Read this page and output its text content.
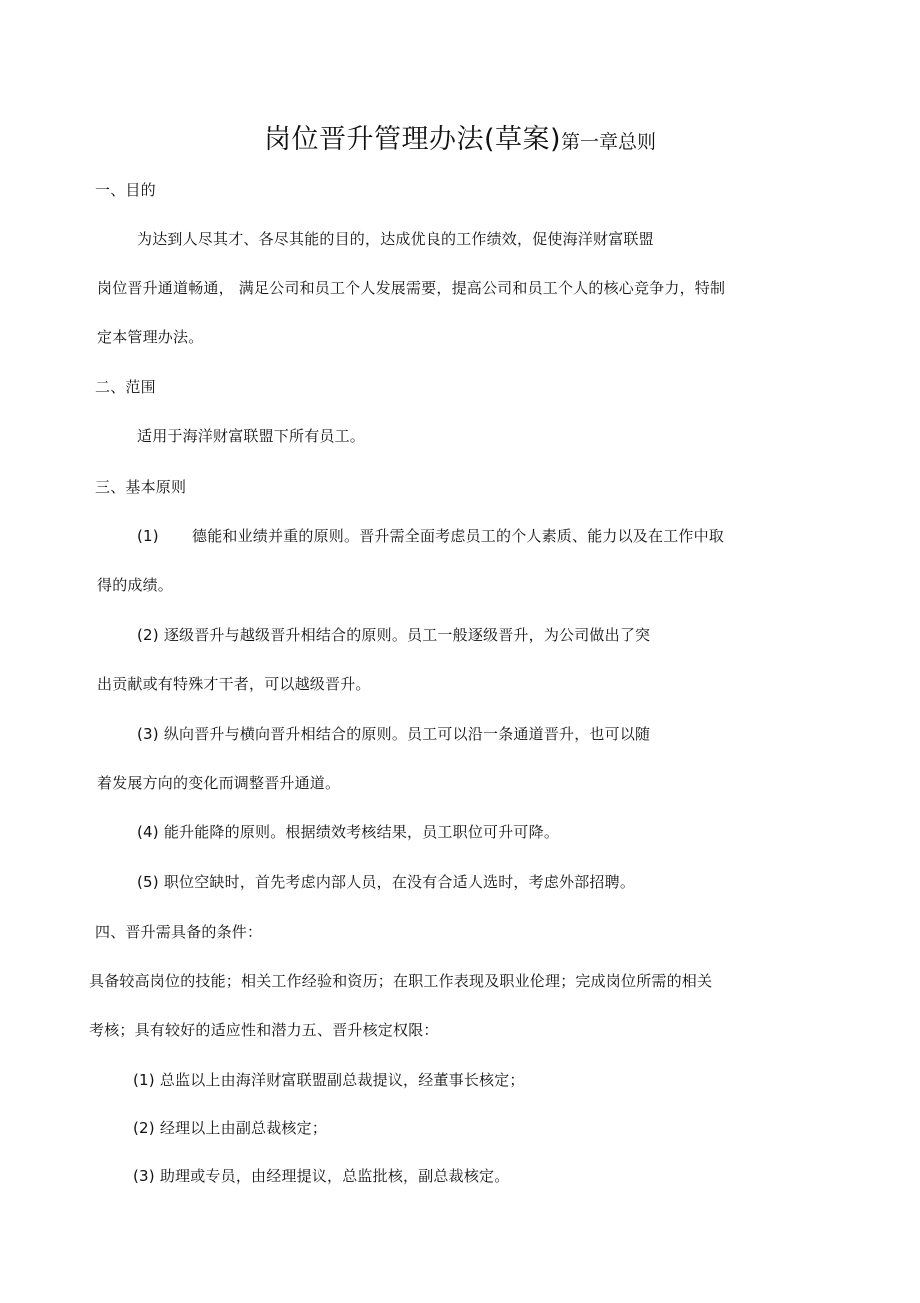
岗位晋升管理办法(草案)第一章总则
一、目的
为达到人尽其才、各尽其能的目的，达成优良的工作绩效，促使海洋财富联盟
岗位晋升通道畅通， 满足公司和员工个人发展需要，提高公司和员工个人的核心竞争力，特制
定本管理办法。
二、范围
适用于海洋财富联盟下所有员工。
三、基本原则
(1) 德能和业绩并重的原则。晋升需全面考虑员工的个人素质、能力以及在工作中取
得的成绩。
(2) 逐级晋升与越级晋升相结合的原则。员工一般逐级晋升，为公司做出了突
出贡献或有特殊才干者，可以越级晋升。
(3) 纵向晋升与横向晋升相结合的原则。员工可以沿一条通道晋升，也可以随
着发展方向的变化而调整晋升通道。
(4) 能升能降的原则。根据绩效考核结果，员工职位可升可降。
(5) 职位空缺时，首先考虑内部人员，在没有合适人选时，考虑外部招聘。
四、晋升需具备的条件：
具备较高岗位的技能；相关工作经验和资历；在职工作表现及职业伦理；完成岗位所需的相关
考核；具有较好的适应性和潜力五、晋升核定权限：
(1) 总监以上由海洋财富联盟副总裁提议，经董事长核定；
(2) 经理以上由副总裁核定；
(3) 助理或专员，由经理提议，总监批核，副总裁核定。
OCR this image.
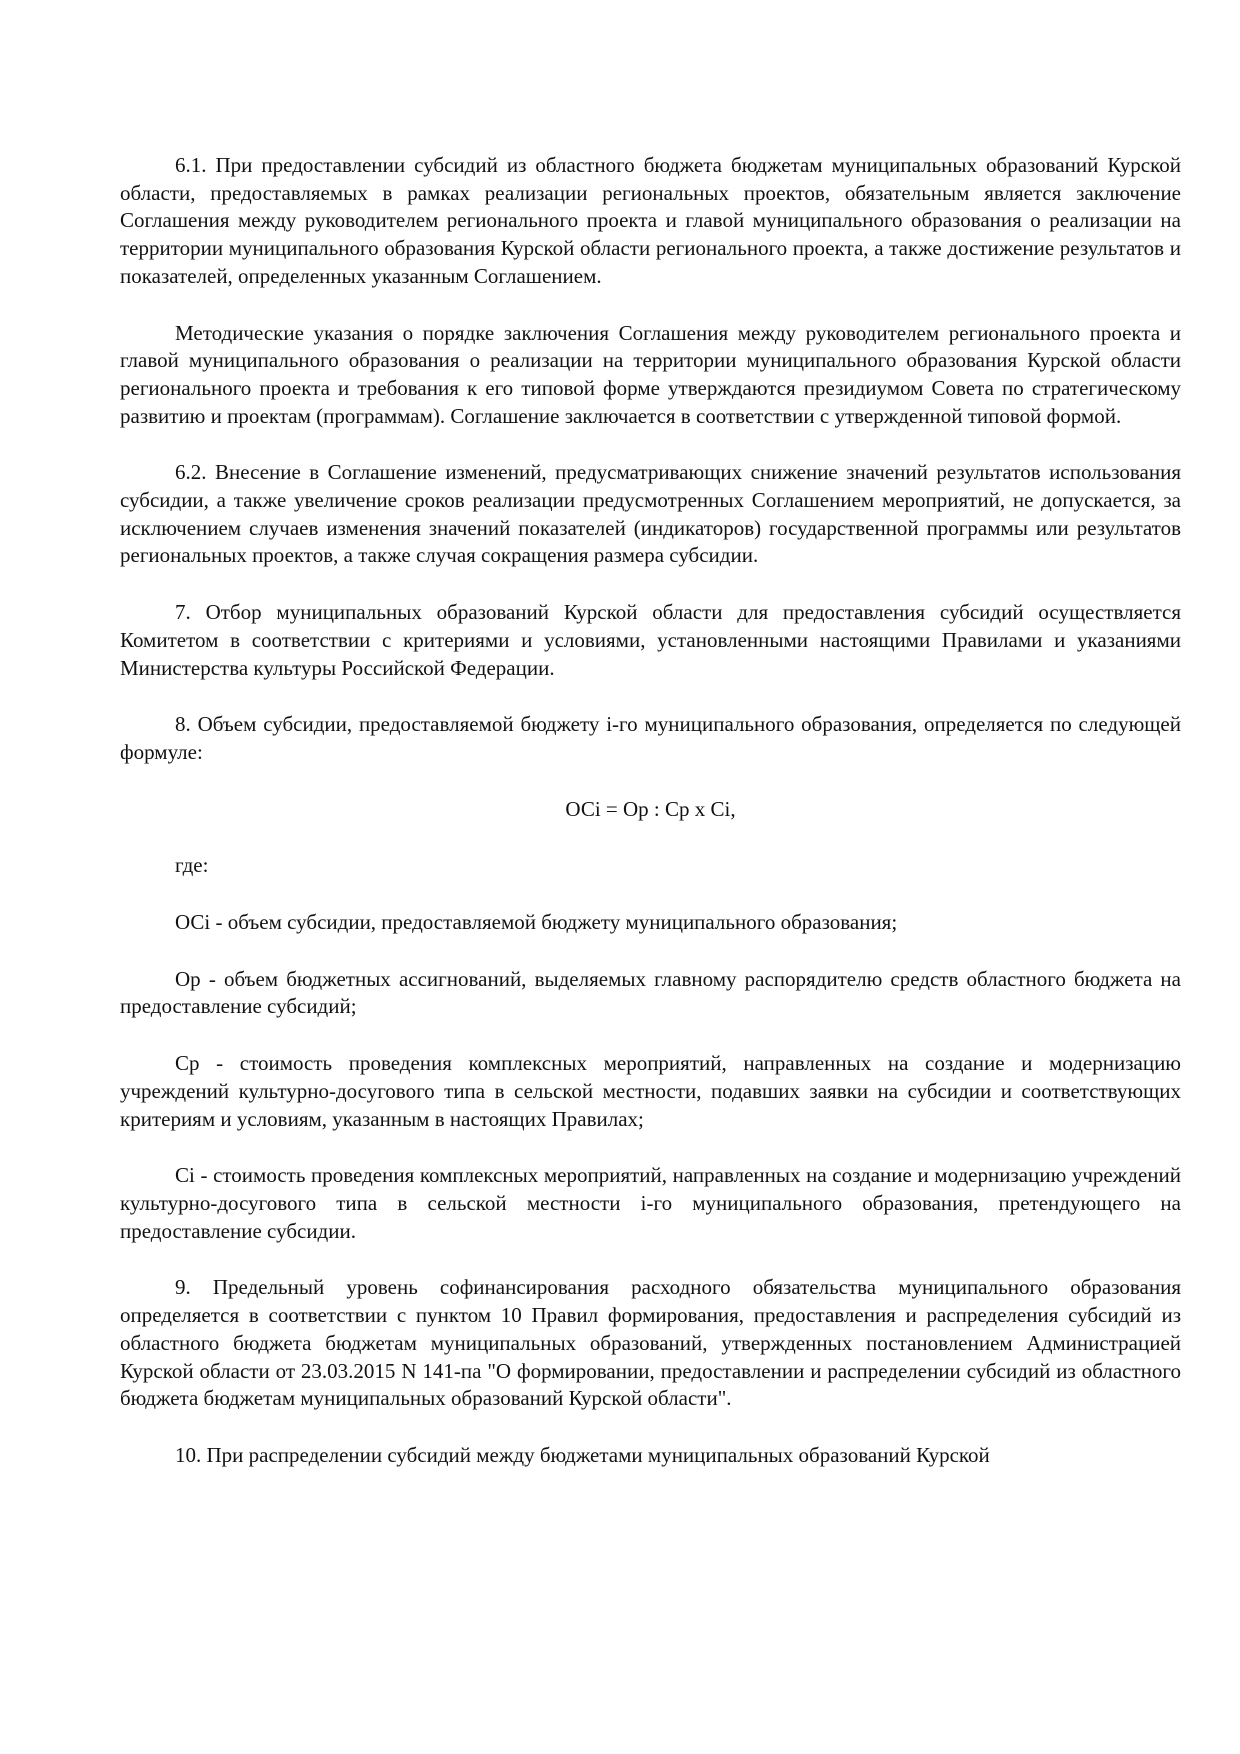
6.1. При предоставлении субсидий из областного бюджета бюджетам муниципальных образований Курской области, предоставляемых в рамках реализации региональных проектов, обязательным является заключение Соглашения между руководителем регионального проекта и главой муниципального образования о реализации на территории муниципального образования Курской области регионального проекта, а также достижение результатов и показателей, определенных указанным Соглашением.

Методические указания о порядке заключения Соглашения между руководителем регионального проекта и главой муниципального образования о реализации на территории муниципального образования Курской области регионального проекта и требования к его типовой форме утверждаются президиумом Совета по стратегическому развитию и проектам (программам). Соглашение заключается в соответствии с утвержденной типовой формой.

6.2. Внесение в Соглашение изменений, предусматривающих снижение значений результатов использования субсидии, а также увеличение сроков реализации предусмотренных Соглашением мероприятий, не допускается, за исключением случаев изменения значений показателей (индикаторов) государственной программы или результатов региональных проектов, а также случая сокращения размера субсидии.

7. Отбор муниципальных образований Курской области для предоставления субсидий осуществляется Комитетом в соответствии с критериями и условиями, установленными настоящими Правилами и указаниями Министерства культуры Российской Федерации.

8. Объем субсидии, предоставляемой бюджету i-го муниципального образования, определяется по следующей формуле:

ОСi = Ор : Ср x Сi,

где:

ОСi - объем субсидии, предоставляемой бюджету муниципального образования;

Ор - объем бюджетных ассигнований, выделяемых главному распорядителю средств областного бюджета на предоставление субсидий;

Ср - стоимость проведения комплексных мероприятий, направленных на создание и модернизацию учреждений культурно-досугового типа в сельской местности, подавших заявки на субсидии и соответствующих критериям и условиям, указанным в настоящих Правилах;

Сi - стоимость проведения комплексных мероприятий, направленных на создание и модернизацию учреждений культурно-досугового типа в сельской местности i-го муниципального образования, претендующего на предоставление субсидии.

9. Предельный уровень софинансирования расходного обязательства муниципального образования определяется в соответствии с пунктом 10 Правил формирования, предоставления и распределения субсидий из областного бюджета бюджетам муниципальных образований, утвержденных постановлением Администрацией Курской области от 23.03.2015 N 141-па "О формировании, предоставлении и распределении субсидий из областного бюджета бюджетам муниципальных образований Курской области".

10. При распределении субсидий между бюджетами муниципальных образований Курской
...
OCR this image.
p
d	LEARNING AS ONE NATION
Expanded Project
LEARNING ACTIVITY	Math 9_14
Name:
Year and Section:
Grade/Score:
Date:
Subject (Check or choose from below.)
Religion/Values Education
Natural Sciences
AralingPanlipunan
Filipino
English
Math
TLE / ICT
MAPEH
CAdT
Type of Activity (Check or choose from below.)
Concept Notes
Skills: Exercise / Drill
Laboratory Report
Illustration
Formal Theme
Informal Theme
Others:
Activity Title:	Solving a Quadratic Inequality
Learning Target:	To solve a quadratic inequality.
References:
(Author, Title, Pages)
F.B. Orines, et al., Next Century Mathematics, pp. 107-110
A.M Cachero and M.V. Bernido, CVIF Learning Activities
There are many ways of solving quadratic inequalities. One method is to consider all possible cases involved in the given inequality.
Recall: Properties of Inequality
--
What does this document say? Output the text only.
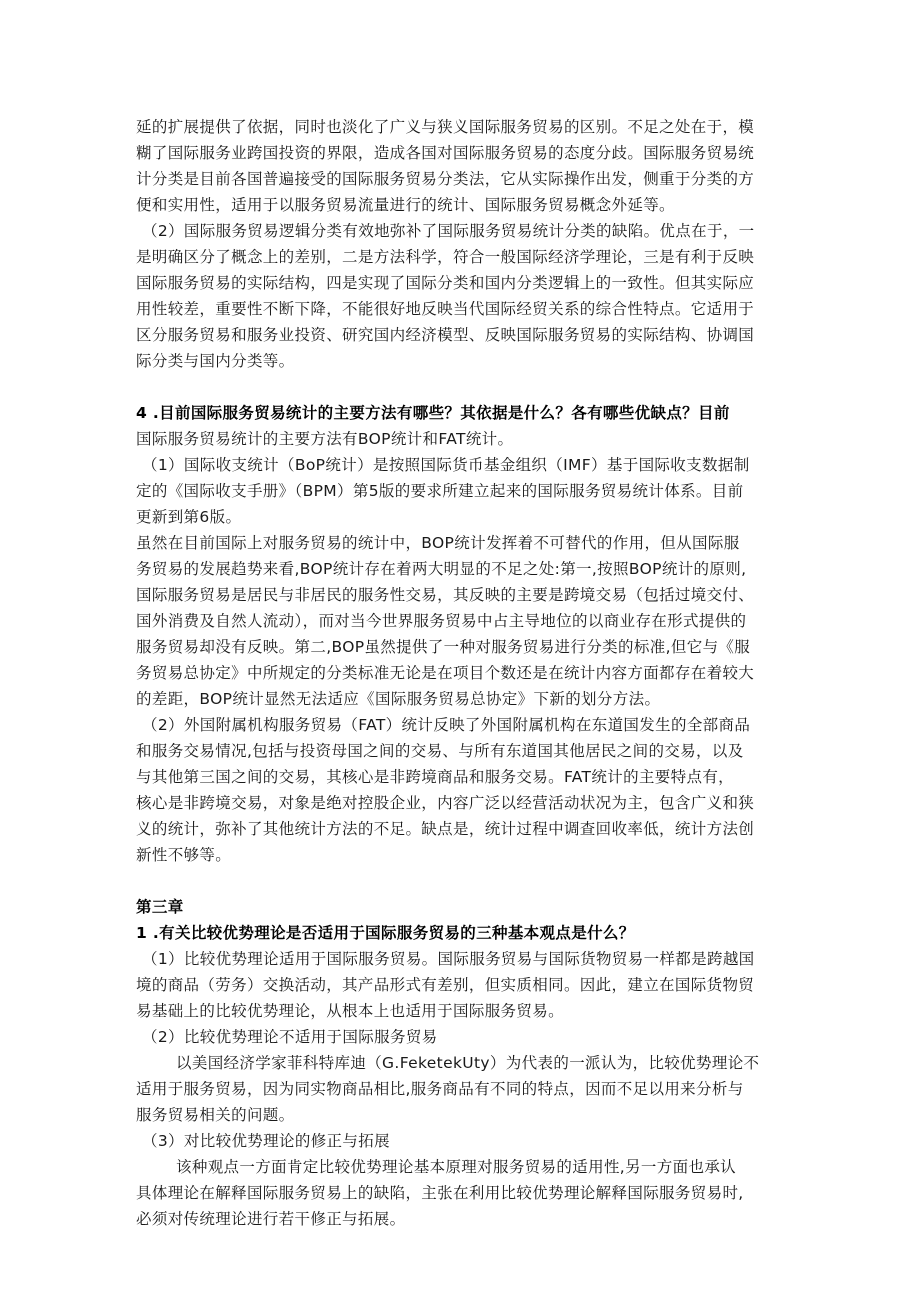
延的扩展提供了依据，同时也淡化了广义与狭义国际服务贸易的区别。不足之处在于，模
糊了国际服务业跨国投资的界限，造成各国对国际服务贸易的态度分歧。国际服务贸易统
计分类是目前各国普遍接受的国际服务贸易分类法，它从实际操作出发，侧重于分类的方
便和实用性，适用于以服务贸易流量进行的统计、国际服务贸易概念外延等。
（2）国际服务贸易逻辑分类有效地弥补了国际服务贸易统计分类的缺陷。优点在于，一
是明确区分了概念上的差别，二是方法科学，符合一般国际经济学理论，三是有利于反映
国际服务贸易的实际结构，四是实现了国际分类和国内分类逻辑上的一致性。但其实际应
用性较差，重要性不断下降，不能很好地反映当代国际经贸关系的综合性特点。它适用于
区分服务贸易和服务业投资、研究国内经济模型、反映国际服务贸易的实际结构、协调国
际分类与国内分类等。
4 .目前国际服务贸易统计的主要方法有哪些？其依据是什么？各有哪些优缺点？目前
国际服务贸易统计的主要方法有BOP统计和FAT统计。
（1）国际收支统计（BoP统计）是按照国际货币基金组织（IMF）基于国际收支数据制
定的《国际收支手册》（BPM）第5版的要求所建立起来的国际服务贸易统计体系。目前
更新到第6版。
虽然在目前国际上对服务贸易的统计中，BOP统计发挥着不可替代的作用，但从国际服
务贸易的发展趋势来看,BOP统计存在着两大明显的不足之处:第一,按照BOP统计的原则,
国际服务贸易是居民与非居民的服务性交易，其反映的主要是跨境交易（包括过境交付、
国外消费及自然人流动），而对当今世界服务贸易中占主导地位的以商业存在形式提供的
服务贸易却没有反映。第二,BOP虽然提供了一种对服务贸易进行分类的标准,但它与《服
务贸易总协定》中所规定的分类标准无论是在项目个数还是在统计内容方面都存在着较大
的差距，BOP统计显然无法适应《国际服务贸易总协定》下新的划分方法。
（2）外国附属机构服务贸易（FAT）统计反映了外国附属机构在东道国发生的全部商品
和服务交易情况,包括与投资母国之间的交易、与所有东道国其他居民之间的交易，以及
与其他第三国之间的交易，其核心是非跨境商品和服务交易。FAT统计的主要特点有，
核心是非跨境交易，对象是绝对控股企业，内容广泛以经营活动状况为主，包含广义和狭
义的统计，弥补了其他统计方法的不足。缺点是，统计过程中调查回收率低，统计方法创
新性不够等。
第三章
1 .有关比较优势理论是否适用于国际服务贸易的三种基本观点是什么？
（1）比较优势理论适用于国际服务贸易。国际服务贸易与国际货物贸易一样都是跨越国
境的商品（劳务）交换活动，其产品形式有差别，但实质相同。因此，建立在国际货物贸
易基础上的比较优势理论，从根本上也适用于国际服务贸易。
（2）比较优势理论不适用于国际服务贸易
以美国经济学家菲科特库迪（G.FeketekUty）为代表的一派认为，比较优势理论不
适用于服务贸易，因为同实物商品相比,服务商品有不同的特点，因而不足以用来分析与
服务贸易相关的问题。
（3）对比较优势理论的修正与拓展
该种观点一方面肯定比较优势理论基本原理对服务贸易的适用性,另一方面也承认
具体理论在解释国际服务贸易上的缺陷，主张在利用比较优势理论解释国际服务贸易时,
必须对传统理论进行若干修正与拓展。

EXERCISE REQUIREMENTS - What count of lines in the listing contain the word "проведения"? Reply with the number only.

WRITTEN ANSWER - 2